◆ **Extracted entries**:
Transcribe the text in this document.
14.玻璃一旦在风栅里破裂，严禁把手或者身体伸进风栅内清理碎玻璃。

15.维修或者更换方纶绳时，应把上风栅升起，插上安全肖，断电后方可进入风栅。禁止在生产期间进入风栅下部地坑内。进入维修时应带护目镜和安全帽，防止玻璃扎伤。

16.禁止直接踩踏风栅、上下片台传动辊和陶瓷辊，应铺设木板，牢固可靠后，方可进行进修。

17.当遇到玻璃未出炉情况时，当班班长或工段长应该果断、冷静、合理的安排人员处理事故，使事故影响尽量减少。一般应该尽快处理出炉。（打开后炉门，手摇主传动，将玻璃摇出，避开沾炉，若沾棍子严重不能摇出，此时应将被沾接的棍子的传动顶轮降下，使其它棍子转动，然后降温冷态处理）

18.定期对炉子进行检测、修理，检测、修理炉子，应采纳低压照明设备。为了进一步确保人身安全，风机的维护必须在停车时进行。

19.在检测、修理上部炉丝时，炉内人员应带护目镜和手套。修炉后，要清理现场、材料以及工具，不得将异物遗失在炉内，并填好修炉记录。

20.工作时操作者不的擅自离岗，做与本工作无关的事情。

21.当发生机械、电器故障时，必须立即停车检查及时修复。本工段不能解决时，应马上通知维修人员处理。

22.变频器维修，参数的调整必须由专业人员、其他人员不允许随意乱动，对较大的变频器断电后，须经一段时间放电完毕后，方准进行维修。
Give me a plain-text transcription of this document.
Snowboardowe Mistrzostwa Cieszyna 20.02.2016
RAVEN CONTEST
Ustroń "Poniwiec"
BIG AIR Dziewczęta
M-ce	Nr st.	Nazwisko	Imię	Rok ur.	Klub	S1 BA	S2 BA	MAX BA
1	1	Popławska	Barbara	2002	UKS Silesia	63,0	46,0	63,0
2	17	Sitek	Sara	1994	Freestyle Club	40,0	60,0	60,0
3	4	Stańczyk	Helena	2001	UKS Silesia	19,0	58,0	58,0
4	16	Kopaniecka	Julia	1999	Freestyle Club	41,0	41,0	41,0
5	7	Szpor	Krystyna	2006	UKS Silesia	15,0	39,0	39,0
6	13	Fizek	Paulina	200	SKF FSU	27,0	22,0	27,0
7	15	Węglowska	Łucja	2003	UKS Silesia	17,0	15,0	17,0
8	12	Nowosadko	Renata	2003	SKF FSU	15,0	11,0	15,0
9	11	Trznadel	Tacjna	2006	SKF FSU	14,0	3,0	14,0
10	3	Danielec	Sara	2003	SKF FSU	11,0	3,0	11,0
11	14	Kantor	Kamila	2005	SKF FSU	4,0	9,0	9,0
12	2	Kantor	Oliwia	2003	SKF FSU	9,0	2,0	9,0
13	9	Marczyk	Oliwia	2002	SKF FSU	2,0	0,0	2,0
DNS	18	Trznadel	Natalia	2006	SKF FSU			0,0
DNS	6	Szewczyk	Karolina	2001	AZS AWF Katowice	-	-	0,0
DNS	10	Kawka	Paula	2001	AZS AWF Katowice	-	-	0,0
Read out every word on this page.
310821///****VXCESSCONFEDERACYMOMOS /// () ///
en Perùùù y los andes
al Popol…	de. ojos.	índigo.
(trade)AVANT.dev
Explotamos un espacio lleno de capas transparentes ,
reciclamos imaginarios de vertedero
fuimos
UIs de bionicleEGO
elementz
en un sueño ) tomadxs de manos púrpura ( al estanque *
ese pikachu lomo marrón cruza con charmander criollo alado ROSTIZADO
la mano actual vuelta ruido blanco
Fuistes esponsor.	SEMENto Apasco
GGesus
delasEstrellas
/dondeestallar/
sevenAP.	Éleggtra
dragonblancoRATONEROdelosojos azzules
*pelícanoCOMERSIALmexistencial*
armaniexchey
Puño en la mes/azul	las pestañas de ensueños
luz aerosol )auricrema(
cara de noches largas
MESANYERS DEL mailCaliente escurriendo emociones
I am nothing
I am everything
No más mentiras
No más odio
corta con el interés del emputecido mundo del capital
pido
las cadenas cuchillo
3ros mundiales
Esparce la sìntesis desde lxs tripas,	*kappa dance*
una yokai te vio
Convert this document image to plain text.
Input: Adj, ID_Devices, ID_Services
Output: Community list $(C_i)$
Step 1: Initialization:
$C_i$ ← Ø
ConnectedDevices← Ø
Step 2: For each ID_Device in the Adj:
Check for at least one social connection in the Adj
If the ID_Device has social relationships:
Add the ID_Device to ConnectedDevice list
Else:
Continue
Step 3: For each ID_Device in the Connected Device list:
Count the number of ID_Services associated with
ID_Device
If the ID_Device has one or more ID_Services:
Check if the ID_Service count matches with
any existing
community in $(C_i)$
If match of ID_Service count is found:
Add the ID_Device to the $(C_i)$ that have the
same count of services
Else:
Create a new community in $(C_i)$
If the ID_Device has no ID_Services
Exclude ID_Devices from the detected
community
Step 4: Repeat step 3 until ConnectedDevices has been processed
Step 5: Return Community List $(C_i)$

◆ **Required work**: From the listing, copy each line containing the word "Step".

◆ **Result**:
Step 1: Initialization:
Step 2: For each ID_Device in the Adj:
Step 3: For each ID_Device in the Connected Device list:
Step 4: Repeat step 3 until ConnectedDevices has been processed
Step 5: Return Community List $(C_i)$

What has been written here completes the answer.